**Work to do**
#1 Answer these three questions from the passage on Bayesian weight estimation, one answer per line, marked (a), (b), (c):
(a) What does directly estimating the weight coefficients and variance by maximum likelihood easily lead to?
(b) What is the prior distribution of the weight coefficients assumed to be?
(c) Which equations are substituted into Eq. (13)?
#2 Quote everything in the records from the line containing "Segment this screenshot: for" down to the line containing "profile-photo <box>901 162 945 212</box>", including both of those lines.

The likelihood function of the target vector \(\varvec{x}_t\) could be expressed as

$$\begin{aligned} \begin{aligned} p(\varvec{x}_t|\varvec{w},\sigma ^2)=(2\pi )^{-N/2}\sigma ^{-N}\exp \left\{ -\frac{{\parallel \varvec{x}_t-\varvec{N}_{l}\varvec{w}\parallel }^{2}}{2\sigma ^2} \right\} \end{aligned} \end{aligned}$$
(11)

Directly estimating the weight coefficients \(\varvec{w}\) and variance \(\sigma ^2\) using maximum likelihood easily leads to over-fitting. To solve this issue, the prior distribution of \(\varvec{w}\) is incorporated into the estimation of \(\varvec{w}\). The prior distribution of \(\varvec{w}\) is assumed to be a zero-mean Gaussian distribution with variance of \(\alpha _k^{-1}\) as

$$\begin{aligned} \begin{aligned} p(\varvec{w}|\varvec{\alpha })=(2\pi )^{-K/2}\prod _{k=1}^{K}\sqrt{\alpha _k}\exp \left( -\frac{\alpha _{k}\varvec{w}_{k}^2}{2}\right) \end{aligned} \end{aligned}$$
(12)

Using the Bayesian formula, the weight coefficients posterior \(p(\varvec{w}|\varvec{x}_t,\varvec{\alpha },\sigma ^2)\) can be written as

$$\begin{aligned} p(\varvec{w}|\varvec{x}_t,\varvec{\alpha },\sigma ^2) =\frac{p(\varvec{x}_t|\varvec{w},\sigma ^2)p(\varvec{w}|\varvec{\alpha })}{p(\varvec{x}_t|\varvec{\alpha },\sigma ^2)} \end{aligned}$$
(13)

Substituting Eqs. (11) and (12) into (13), and after some manipulations, one can get

$$\begin{aligned} p(\varvec{w}|\varvec{x}_t,\varvec{\alpha },\sigma ^2) =(2\pi )^{-N/2}\left| \varvec{\Sigma } \right| ^{-\frac{1}{2}}\exp \left\{ -\frac{{\parallel \varvec{w}-\varvec{\mu }\parallel }^{2}}{2\varvec{\Sigma }} \right\} \end{aligned}$$
(14)

**Material for this task**
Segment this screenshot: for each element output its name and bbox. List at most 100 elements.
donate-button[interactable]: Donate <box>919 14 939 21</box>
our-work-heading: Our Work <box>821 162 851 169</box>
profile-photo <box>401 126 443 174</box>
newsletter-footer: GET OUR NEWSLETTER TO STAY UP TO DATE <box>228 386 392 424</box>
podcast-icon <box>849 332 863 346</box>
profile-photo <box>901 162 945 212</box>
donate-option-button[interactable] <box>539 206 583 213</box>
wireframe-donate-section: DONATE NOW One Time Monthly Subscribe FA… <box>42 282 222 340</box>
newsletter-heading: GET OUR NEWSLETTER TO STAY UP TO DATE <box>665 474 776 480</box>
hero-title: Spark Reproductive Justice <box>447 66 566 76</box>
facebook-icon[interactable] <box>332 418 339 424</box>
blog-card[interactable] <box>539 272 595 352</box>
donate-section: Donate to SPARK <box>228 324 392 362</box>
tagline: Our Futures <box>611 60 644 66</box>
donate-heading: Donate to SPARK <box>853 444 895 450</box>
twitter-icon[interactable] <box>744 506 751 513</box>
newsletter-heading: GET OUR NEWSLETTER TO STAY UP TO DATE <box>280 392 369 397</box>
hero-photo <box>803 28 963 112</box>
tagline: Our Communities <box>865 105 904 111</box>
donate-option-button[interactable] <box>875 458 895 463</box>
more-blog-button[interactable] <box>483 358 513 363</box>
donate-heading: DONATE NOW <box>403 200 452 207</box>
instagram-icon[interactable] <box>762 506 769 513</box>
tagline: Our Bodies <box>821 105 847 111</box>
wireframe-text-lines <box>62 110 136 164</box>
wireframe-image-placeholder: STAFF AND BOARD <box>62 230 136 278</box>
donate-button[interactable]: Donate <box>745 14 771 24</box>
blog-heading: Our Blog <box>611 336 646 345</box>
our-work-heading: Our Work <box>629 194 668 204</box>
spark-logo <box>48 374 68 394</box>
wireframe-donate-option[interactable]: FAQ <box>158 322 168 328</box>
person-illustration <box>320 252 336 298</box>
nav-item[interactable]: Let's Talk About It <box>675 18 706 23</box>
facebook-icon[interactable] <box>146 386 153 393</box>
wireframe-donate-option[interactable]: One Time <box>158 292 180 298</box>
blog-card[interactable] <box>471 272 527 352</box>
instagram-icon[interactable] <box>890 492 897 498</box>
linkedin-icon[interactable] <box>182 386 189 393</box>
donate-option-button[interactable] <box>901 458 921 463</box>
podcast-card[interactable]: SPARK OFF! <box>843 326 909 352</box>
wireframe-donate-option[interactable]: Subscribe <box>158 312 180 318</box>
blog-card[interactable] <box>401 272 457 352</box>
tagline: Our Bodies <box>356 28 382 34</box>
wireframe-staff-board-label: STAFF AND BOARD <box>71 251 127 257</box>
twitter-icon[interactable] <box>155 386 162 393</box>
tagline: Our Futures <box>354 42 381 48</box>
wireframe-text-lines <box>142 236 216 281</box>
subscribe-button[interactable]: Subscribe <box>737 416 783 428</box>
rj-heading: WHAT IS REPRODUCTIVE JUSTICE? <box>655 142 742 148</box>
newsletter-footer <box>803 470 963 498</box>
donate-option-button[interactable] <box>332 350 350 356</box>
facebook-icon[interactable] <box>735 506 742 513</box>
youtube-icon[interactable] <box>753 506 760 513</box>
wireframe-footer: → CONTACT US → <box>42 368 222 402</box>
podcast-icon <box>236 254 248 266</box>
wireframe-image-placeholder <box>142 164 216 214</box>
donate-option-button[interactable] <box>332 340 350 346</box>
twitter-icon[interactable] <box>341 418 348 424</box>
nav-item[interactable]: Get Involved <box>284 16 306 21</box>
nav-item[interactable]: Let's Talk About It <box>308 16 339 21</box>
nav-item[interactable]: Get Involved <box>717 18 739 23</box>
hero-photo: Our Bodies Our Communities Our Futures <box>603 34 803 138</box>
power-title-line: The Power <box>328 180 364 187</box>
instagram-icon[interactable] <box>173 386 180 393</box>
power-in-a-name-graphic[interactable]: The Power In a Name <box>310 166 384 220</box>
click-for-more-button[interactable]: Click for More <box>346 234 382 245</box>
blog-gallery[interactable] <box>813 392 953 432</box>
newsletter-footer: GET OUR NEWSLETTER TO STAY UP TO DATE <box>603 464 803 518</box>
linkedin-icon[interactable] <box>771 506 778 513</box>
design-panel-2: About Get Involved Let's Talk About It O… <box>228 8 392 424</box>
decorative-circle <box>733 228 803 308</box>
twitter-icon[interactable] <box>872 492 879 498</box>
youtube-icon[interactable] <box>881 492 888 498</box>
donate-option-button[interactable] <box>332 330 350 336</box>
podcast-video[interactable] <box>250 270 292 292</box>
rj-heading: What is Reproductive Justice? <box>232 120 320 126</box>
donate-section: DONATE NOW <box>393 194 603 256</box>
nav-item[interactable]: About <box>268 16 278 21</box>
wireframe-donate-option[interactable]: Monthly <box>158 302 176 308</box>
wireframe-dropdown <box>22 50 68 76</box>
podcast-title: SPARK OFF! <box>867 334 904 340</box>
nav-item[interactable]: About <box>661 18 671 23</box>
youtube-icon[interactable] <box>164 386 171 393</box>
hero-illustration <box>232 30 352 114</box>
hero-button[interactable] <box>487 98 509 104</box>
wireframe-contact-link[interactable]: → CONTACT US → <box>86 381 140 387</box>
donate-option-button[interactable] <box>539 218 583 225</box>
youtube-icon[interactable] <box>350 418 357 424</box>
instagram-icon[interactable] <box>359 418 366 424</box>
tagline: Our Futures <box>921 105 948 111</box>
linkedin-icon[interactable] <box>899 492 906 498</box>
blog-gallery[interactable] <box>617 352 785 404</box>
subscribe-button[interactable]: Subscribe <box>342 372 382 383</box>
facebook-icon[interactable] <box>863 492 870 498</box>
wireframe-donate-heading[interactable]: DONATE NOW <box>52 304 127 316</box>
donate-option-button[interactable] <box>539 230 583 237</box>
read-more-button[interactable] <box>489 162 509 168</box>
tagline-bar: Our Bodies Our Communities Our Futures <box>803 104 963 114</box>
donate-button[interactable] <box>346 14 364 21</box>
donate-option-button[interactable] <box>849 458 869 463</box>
==
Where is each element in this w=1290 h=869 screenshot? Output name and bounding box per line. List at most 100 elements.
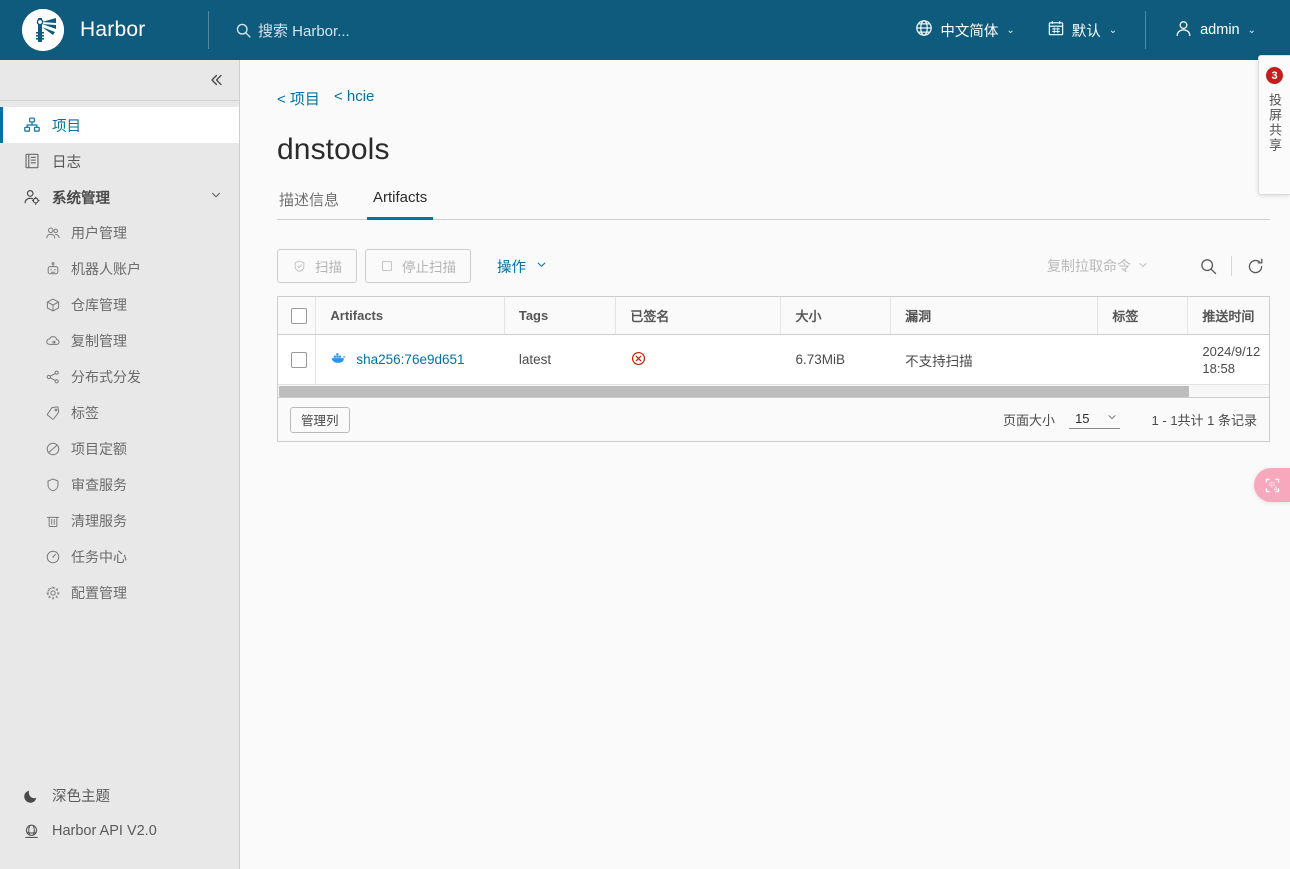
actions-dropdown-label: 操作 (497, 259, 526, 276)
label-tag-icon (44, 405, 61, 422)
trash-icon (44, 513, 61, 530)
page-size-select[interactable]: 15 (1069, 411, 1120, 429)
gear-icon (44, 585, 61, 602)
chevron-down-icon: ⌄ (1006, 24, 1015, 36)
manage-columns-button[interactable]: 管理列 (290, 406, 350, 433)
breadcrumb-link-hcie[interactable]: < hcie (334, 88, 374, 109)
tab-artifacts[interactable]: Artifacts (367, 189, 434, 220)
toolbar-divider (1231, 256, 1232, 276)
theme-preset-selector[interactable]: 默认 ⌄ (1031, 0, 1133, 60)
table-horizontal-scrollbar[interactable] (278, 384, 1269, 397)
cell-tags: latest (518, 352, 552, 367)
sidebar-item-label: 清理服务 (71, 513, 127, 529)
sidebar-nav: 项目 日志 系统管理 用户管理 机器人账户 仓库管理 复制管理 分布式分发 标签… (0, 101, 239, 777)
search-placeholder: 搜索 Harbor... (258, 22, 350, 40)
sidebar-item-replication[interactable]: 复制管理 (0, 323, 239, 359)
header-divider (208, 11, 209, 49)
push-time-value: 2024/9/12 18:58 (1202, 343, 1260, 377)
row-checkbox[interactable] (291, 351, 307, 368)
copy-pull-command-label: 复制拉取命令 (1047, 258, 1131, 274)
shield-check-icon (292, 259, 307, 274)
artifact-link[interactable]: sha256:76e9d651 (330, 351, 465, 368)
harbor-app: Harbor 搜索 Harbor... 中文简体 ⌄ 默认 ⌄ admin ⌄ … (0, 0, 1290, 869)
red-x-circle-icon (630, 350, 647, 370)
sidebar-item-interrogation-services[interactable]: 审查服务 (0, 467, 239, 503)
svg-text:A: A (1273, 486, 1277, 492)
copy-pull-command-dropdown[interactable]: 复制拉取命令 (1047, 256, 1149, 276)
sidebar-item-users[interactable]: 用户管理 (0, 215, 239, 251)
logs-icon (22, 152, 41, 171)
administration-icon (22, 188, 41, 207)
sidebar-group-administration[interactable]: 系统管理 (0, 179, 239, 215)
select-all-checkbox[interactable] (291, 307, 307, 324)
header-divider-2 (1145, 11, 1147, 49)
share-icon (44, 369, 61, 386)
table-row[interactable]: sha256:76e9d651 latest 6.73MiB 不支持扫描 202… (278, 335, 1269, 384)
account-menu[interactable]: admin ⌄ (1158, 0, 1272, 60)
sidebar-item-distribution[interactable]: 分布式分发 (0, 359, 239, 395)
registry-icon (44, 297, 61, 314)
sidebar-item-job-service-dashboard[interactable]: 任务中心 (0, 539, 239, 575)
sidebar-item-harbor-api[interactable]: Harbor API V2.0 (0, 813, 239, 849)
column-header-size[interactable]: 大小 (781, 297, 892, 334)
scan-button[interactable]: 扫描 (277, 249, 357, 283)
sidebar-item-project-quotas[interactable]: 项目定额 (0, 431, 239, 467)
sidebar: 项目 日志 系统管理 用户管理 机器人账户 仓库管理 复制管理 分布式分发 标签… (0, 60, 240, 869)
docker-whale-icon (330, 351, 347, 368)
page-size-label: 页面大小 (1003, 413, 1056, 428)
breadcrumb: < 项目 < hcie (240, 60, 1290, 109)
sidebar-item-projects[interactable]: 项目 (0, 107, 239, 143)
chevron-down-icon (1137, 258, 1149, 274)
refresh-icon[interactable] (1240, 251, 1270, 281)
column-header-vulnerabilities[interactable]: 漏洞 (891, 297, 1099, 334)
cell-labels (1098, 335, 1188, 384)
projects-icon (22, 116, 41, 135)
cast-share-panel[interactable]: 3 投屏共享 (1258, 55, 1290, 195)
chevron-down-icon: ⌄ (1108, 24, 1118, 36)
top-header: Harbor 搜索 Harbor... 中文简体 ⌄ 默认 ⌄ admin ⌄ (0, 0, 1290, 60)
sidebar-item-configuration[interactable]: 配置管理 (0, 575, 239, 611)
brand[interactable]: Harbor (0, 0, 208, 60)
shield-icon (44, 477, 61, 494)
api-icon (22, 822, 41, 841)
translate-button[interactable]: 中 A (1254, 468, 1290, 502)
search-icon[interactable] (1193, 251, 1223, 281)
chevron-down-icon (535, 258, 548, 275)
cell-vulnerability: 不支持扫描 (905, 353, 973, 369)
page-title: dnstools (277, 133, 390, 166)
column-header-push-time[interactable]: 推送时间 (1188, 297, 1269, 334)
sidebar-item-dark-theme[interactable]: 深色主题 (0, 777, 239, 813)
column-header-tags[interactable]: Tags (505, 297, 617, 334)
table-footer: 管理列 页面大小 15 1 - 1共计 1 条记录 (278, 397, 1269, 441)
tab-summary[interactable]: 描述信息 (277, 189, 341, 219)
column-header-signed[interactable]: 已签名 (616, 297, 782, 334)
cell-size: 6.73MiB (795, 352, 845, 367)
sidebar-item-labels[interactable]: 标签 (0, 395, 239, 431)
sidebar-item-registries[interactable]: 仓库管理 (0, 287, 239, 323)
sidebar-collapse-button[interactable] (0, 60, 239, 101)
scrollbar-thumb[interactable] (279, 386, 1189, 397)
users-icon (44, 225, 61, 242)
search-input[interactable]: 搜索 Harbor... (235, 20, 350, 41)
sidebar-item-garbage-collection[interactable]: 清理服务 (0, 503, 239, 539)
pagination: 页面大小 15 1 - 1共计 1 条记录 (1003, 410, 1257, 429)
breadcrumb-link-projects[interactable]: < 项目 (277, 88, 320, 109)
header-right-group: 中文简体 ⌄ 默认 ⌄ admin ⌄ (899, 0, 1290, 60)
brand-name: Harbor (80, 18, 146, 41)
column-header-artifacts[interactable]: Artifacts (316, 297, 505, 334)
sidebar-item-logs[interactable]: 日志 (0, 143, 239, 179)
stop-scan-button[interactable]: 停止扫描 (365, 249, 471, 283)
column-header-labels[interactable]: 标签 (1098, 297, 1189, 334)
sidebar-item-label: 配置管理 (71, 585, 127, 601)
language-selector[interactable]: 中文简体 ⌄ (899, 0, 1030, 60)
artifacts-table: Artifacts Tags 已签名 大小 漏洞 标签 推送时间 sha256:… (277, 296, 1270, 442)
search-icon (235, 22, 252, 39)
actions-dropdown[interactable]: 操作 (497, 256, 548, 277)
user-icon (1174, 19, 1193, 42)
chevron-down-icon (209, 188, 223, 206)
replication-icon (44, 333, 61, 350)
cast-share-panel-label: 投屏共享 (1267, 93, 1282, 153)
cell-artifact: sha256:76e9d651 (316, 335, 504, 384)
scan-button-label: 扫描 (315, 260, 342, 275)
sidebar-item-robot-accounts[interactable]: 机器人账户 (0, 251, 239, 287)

**Written responses**
#1
(a) Over-fitting.
(b) A zero-mean Gaussian distribution with variance of \(\alpha _k^{-1}\).
(c) Eqs. (11) and (12).

#2
Segment this screenshot: for each element output its name and bbox. List at most 100 elements.
donate-button[interactable]: Donate <box>919 14 939 21</box>
our-work-heading: Our Work <box>821 162 851 169</box>
profile-photo <box>401 126 443 174</box>
newsletter-footer: GET OUR NEWSLETTER TO STAY UP TO DATE <box>228 386 392 424</box>
podcast-icon <box>849 332 863 346</box>
profile-photo <box>901 162 945 212</box>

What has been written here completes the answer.